## Stated problem:
In the material below, find all lines with the string "page" and copy them.

## Entries:
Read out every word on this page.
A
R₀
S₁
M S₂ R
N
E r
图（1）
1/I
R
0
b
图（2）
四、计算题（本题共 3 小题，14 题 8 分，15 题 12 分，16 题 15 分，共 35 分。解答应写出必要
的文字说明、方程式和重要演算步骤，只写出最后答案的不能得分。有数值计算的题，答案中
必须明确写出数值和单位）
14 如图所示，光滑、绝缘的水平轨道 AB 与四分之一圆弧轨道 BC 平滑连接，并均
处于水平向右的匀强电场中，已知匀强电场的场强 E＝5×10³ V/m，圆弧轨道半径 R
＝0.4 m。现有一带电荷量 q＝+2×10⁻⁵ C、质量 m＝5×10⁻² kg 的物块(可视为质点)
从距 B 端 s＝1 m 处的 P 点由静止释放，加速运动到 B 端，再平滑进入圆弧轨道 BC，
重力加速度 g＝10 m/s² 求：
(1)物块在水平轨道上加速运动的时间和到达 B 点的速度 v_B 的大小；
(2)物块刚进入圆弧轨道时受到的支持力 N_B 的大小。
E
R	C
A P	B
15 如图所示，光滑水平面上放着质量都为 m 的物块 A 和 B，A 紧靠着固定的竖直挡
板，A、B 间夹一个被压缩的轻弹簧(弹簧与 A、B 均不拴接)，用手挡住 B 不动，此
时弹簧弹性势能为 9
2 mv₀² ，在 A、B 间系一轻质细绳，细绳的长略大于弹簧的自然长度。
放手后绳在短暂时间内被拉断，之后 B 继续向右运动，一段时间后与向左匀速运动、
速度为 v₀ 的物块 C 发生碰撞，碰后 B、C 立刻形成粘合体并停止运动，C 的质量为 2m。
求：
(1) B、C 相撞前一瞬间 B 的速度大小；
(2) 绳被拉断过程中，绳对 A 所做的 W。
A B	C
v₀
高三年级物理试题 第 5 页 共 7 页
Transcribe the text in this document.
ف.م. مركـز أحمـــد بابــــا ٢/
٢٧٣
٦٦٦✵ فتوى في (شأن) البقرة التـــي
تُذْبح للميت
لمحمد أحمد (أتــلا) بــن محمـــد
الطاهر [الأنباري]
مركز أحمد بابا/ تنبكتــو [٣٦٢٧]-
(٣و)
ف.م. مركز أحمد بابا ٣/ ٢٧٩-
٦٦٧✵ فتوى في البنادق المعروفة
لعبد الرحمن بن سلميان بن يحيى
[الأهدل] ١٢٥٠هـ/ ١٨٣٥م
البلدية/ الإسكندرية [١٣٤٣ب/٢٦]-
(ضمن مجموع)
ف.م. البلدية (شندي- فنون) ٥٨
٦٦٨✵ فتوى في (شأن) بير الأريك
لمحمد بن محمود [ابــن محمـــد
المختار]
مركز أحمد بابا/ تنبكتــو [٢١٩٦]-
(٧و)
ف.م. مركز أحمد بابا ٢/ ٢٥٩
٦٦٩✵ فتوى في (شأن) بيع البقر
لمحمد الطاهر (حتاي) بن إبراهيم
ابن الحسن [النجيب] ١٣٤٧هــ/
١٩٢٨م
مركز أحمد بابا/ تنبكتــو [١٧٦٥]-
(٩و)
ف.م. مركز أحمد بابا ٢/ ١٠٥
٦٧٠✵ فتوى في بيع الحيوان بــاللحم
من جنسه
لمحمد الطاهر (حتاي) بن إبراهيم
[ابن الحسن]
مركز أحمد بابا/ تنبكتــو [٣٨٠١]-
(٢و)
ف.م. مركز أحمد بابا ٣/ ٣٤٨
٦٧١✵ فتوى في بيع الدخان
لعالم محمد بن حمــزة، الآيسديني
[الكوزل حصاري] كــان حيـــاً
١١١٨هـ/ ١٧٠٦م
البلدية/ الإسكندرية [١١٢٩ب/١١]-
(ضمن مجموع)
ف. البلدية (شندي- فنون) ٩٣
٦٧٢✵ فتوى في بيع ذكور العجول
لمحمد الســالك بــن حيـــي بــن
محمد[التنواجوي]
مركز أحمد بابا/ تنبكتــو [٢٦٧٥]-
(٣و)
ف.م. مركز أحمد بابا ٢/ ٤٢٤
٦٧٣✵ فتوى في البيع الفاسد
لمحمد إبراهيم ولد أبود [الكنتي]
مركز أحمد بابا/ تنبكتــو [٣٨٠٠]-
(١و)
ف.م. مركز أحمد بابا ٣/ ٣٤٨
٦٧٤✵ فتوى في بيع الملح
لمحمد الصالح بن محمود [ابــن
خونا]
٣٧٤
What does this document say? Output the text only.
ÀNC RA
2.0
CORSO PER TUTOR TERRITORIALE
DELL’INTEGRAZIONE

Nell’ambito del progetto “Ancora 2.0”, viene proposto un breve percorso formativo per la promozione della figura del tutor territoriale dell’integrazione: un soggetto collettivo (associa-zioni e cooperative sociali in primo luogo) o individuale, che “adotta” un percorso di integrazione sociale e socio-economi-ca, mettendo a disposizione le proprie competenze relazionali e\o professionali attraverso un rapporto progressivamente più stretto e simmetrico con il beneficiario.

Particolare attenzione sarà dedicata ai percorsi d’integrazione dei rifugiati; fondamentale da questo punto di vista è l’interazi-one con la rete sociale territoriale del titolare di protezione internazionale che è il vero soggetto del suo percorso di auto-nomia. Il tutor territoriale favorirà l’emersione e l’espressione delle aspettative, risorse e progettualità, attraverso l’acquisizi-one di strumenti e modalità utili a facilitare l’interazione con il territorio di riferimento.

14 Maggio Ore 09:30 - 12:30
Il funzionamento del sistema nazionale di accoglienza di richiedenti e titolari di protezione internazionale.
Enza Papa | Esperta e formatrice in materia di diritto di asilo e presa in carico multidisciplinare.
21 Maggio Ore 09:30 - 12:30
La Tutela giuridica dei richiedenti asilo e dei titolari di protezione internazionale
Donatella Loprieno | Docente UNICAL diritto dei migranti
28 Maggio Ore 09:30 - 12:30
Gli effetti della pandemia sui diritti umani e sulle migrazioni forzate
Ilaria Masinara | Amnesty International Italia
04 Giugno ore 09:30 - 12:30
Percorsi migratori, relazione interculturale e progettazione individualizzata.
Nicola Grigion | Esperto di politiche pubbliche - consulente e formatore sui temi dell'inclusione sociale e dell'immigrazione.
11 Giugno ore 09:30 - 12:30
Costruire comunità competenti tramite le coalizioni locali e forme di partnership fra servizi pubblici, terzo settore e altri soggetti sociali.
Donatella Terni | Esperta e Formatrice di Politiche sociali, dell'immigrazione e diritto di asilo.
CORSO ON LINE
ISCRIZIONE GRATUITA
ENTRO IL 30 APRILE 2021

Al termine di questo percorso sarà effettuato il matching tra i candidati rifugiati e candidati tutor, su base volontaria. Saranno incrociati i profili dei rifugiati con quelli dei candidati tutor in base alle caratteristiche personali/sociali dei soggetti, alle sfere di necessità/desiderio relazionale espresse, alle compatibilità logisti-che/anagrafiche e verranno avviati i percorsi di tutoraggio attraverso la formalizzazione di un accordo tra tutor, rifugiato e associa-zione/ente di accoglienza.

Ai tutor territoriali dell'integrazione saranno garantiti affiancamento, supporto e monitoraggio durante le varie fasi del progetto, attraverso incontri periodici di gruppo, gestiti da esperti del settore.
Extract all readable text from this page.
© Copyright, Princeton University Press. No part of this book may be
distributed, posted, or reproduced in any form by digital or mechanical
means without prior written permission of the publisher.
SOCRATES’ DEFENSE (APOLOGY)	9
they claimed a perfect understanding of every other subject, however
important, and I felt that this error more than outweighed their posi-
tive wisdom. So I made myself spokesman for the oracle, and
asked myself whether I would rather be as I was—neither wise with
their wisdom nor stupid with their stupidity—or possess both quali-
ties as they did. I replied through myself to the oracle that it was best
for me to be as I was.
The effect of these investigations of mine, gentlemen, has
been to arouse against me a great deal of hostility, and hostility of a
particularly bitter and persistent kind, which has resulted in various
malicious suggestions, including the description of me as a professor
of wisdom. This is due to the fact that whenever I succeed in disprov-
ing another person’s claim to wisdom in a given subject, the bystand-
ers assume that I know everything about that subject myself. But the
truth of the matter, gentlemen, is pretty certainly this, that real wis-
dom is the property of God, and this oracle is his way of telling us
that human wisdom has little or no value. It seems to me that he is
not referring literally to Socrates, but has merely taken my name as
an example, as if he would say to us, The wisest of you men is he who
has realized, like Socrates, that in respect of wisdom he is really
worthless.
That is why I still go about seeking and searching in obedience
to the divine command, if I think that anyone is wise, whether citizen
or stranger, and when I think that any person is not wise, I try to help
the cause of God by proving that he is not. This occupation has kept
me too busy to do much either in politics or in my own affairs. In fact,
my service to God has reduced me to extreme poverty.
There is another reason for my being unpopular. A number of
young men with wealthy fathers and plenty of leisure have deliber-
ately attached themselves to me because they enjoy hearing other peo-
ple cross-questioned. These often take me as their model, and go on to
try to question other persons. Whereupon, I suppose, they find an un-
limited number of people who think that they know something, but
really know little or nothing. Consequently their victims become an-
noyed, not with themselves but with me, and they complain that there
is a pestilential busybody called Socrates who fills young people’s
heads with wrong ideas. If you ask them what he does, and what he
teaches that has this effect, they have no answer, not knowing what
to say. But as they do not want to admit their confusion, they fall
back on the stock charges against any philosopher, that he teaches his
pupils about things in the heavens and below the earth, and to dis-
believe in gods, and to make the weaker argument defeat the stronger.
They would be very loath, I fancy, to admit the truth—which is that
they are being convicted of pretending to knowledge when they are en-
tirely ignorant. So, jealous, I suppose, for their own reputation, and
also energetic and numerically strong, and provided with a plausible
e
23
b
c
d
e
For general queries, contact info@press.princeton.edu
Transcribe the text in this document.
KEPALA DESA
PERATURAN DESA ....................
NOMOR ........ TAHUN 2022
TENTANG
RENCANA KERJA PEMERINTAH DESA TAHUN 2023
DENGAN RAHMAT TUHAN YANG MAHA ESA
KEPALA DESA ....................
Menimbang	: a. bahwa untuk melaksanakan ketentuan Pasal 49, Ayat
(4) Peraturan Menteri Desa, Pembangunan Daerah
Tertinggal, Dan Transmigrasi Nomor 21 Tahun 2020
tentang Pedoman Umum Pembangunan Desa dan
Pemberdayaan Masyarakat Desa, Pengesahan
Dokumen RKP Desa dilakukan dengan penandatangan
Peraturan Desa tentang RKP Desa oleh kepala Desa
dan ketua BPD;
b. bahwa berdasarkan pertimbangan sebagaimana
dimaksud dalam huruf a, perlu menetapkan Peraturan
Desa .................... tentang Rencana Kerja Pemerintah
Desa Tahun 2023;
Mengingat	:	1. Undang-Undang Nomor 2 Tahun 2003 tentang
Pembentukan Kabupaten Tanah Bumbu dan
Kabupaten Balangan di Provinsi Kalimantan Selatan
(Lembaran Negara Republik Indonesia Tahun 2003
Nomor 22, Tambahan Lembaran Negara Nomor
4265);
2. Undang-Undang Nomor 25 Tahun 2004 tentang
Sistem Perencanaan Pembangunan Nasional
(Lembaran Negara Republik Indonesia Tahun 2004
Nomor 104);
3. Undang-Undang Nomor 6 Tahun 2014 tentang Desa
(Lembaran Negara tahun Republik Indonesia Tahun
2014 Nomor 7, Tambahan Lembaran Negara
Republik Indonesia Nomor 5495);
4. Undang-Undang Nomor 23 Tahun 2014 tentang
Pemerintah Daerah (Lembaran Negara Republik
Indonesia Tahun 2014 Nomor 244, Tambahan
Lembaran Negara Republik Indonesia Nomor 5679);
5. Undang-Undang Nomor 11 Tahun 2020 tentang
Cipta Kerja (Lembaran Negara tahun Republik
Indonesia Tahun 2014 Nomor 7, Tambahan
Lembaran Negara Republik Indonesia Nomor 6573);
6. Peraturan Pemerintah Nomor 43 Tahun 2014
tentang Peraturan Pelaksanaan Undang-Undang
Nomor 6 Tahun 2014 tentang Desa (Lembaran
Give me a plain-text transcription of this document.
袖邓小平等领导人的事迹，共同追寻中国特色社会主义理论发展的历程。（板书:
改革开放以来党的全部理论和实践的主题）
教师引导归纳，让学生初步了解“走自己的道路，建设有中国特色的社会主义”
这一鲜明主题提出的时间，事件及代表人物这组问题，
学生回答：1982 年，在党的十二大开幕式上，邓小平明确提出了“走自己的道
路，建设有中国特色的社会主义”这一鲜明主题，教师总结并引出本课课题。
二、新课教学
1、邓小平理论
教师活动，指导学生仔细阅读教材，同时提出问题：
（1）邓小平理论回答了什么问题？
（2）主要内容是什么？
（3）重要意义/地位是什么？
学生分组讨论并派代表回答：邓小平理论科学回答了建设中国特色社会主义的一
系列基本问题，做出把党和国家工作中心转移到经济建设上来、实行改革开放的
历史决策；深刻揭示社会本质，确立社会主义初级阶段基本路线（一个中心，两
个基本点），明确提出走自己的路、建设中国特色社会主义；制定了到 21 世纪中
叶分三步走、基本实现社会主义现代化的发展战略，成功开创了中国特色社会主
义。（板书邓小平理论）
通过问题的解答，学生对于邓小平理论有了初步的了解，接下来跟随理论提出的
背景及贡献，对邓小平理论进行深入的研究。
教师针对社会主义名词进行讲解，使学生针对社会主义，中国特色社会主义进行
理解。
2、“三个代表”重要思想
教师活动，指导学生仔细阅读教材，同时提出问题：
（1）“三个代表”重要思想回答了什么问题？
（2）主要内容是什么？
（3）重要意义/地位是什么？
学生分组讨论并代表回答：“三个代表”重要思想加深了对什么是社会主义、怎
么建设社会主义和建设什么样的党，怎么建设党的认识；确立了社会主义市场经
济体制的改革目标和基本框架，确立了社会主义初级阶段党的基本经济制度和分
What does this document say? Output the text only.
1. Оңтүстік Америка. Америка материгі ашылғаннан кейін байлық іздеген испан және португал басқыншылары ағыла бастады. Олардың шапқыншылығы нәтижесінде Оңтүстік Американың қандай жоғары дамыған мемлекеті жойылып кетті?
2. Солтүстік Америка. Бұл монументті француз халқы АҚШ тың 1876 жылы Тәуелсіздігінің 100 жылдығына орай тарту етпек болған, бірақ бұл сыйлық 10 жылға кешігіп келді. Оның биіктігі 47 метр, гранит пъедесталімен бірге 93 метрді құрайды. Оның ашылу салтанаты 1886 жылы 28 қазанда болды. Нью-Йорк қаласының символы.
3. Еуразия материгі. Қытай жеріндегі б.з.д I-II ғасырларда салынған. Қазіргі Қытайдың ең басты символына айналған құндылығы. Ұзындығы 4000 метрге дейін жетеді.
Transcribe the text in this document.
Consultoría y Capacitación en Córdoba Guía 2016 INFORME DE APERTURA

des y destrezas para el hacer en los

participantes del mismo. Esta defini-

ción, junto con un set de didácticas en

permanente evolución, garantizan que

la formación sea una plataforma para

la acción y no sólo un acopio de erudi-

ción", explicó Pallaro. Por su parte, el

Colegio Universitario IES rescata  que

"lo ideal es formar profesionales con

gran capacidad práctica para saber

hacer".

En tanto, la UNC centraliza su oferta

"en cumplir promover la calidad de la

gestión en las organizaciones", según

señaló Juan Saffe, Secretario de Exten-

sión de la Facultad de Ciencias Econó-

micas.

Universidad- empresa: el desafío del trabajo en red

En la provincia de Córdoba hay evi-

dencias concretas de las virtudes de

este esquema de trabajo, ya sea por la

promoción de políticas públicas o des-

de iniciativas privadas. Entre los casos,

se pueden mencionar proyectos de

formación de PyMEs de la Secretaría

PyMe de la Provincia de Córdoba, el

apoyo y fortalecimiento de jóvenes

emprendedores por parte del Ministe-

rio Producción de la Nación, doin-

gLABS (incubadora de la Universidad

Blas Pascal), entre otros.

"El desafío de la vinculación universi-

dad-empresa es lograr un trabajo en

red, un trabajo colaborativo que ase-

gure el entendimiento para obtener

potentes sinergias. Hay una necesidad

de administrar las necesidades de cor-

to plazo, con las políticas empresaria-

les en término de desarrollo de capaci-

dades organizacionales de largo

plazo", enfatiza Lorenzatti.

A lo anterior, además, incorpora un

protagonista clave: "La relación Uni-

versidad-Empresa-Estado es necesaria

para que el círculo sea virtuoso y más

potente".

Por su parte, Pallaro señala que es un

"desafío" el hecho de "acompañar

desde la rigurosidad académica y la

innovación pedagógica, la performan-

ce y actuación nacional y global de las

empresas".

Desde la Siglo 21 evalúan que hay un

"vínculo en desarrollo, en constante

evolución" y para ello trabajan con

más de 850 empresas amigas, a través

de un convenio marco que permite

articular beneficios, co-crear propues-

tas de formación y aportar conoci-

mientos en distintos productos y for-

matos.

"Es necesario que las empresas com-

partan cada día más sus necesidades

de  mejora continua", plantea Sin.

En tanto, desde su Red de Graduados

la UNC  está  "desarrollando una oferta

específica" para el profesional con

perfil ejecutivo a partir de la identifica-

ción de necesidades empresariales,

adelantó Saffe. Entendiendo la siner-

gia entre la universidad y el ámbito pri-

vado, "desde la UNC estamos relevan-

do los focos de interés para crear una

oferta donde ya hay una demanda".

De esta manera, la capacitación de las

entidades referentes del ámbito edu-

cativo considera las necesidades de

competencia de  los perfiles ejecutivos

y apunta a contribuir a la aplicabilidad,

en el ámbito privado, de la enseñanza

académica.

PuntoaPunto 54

## Exercise answer:
Read out every word on this page.
Extract all readable text from this page.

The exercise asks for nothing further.